Pictures in the records should not be copied, but every other part must be repeated exactly.

• Data records
>>
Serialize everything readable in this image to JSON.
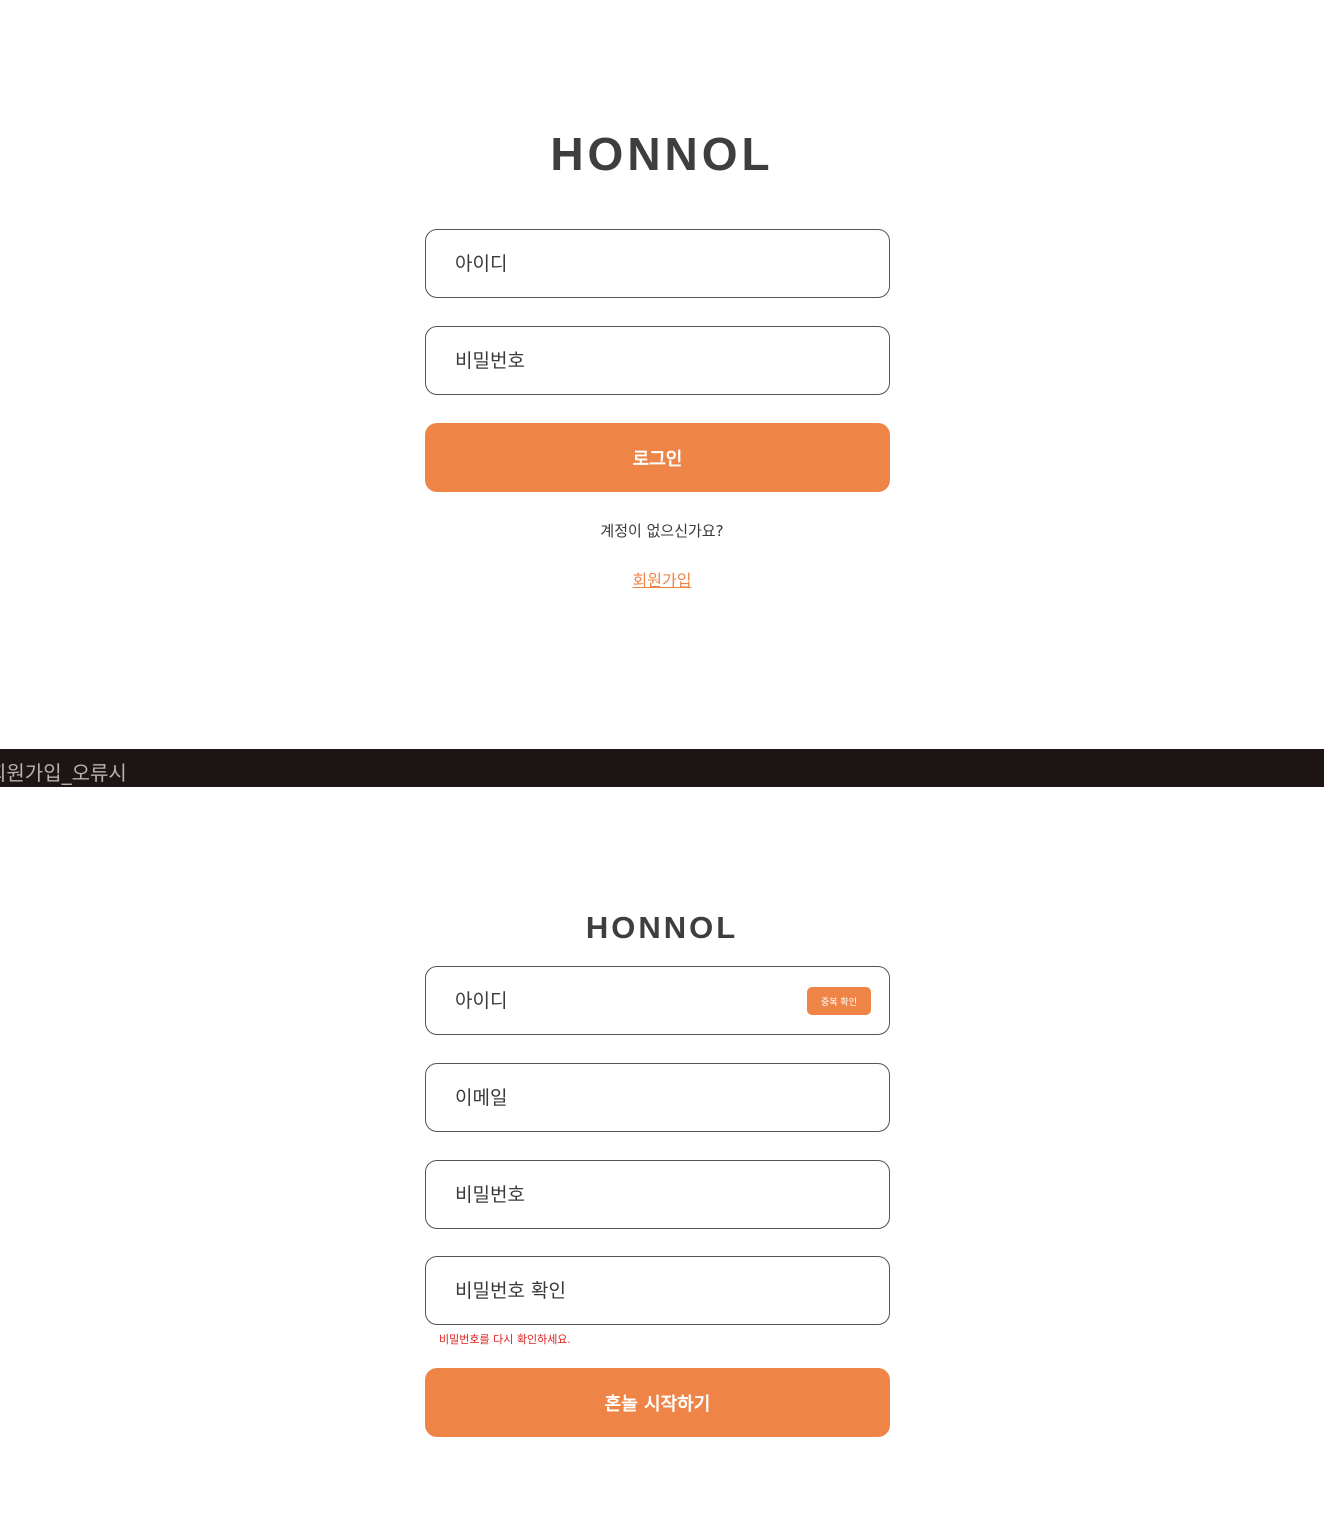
{
  "login": {
    "logo": "HONNOL",
    "id_placeholder": "아이디",
    "password_placeholder": "비밀번호",
    "login_button": "로그인",
    "no_account_text": "계정이 없으신가요?",
    "signup_link": "회원가입"
  },
  "divider": {
    "label": "회원가입_오류시"
  },
  "signup": {
    "logo": "HONNOL",
    "id_placeholder": "아이디",
    "dup_check_button": "중복 확인",
    "email_placeholder": "이메일",
    "password_placeholder": "비밀번호",
    "password_confirm_placeholder": "비밀번호 확인",
    "error_message": "비밀번호를 다시 확인하세요.",
    "start_button": "혼놀 시작하기"
  },
  "colors": {
    "accent": "#ee8546",
    "error": "#e02020",
    "divider": "#1d1414",
    "text": "#3a3a3a"
  }
}
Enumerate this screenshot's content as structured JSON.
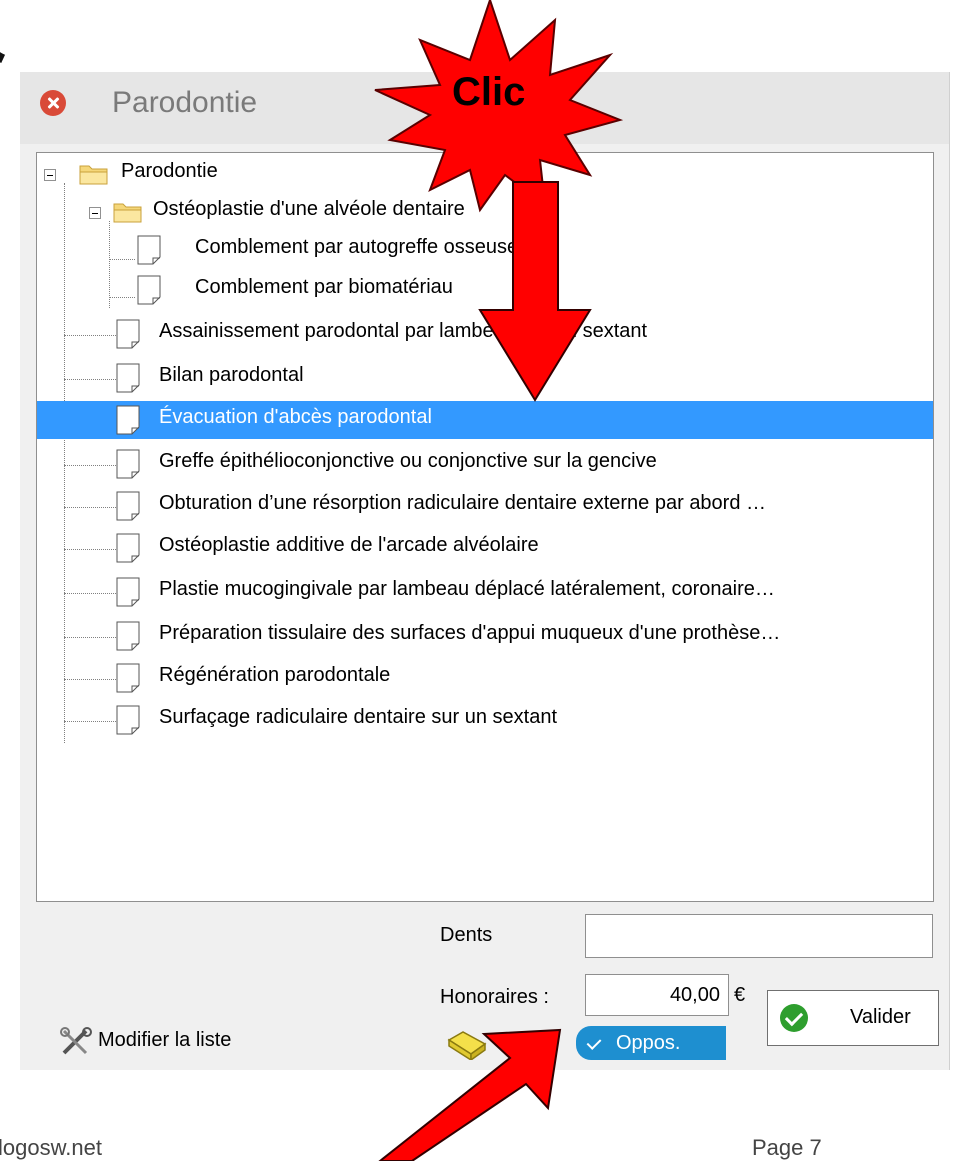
<<
• Result for this exercise
Serialize everything readable in this image to JSON.
{
  "login": {
    "logo": "HONNOL",
    "id_placeholder": "아이디",
    "password_placeholder": "비밀번호",
    "login_button": "로그인",
    "no_account_text": "계정이 없으신가요?",
    "signup_link": "회원가입"
  },
  "divider": {
    "label": "회원가입_오류시"
  },
  "signup": {
    "logo": "HONNOL",
    "id_placeholder": "아이디",
    "dup_check_button": "중복 확인",
    "email_placeholder": "이메일",
    "password_placeholder": "비밀번호",
    "password_confirm_placeholder": "비밀번호 확인",
    "error_message": "비밀번호를 다시 확인하세요.",
    "start_button": "혼놀 시작하기"
  },
  "colors": {
    "accent": "#ee8546",
    "error": "#e02020",
    "divider": "#1d1414",
    "text": "#3a3a3a"
  }
}
Enumerate this screenshot's content as structured JSON.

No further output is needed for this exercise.